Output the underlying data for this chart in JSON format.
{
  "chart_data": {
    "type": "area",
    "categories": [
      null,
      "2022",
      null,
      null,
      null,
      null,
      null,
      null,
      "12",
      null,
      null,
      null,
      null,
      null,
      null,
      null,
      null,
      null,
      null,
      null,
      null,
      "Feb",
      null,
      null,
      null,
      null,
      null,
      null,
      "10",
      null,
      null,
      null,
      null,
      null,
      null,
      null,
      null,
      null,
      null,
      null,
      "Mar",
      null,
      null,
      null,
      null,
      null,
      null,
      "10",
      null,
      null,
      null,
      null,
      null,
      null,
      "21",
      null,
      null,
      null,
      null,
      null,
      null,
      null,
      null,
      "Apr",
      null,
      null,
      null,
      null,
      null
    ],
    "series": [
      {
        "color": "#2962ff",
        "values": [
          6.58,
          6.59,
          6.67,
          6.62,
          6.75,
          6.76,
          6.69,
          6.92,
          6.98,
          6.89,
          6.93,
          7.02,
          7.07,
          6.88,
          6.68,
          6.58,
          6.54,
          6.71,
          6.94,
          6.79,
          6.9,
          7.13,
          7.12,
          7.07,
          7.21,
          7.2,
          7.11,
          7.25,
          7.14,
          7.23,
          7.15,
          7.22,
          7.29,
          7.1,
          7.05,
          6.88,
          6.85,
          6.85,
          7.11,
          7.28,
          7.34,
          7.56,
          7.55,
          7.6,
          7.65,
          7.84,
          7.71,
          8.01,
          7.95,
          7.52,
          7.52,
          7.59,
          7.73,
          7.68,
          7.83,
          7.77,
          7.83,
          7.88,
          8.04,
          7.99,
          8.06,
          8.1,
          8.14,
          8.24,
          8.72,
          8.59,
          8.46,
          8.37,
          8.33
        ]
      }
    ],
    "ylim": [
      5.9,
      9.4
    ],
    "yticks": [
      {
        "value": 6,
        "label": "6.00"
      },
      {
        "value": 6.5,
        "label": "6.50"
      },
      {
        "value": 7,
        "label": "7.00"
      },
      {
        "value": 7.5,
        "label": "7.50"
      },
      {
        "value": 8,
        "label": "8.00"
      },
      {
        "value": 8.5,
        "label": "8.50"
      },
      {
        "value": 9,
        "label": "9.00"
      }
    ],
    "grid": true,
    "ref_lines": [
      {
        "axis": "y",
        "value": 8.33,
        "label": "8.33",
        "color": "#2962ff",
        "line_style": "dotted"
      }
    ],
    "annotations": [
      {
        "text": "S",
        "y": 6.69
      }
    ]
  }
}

SET PROBLEM
Give an exact copy of all the data shown above.

EXERCISE SOLUTION
Output the underlying data for this chart in JSON format.
{
  "chart_data": {
    "type": "area",
    "categories": [
      null,
      "2022",
      null,
      null,
      null,
      null,
      null,
      null,
      "12",
      null,
      null,
      null,
      null,
      null,
      null,
      null,
      null,
      null,
      null,
      null,
      null,
      "Feb",
      null,
      null,
      null,
      null,
      null,
      null,
      "10",
      null,
      null,
      null,
      null,
      null,
      null,
      null,
      null,
      null,
      null,
      null,
      "Mar",
      null,
      null,
      null,
      null,
      null,
      null,
      "10",
      null,
      null,
      null,
      null,
      null,
      null,
      "21",
      null,
      null,
      null,
      null,
      null,
      null,
      null,
      null,
      "Apr",
      null,
      null,
      null,
      null,
      null
    ],
    "series": [
      {
        "color": "#2962ff",
        "values": [
          6.58,
          6.59,
          6.67,
          6.62,
          6.75,
          6.76,
          6.69,
          6.92,
          6.98,
          6.89,
          6.93,
          7.02,
          7.07,
          6.88,
          6.68,
          6.58,
          6.54,
          6.71,
          6.94,
          6.79,
          6.9,
          7.13,
          7.12,
          7.07,
          7.21,
          7.2,
          7.11,
          7.25,
          7.14,
          7.23,
          7.15,
          7.22,
          7.29,
          7.1,
          7.05,
          6.88,
          6.85,
          6.85,
          7.11,
          7.28,
          7.34,
          7.56,
          7.55,
          7.6,
          7.65,
          7.84,
          7.71,
          8.01,
          7.95,
          7.52,
          7.52,
          7.59,
          7.73,
          7.68,
          7.83,
          7.77,
          7.83,
          7.88,
          8.04,
          7.99,
          8.06,
          8.1,
          8.14,
          8.24,
          8.72,
          8.59,
          8.46,
          8.37,
          8.33
        ]
      }
    ],
    "ylim": [
      5.9,
      9.4
    ],
    "yticks": [
      {
        "value": 6,
        "label": "6.00"
      },
      {
        "value": 6.5,
        "label": "6.50"
      },
      {
        "value": 7,
        "label": "7.00"
      },
      {
        "value": 7.5,
        "label": "7.50"
      },
      {
        "value": 8,
        "label": "8.00"
      },
      {
        "value": 8.5,
        "label": "8.50"
      },
      {
        "value": 9,
        "label": "9.00"
      }
    ],
    "grid": true,
    "ref_lines": [
      {
        "axis": "y",
        "value": 8.33,
        "label": "8.33",
        "color": "#2962ff",
        "line_style": "dotted"
      }
    ],
    "annotations": [
      {
        "text": "S",
        "y": 6.69
      }
    ]
  }
}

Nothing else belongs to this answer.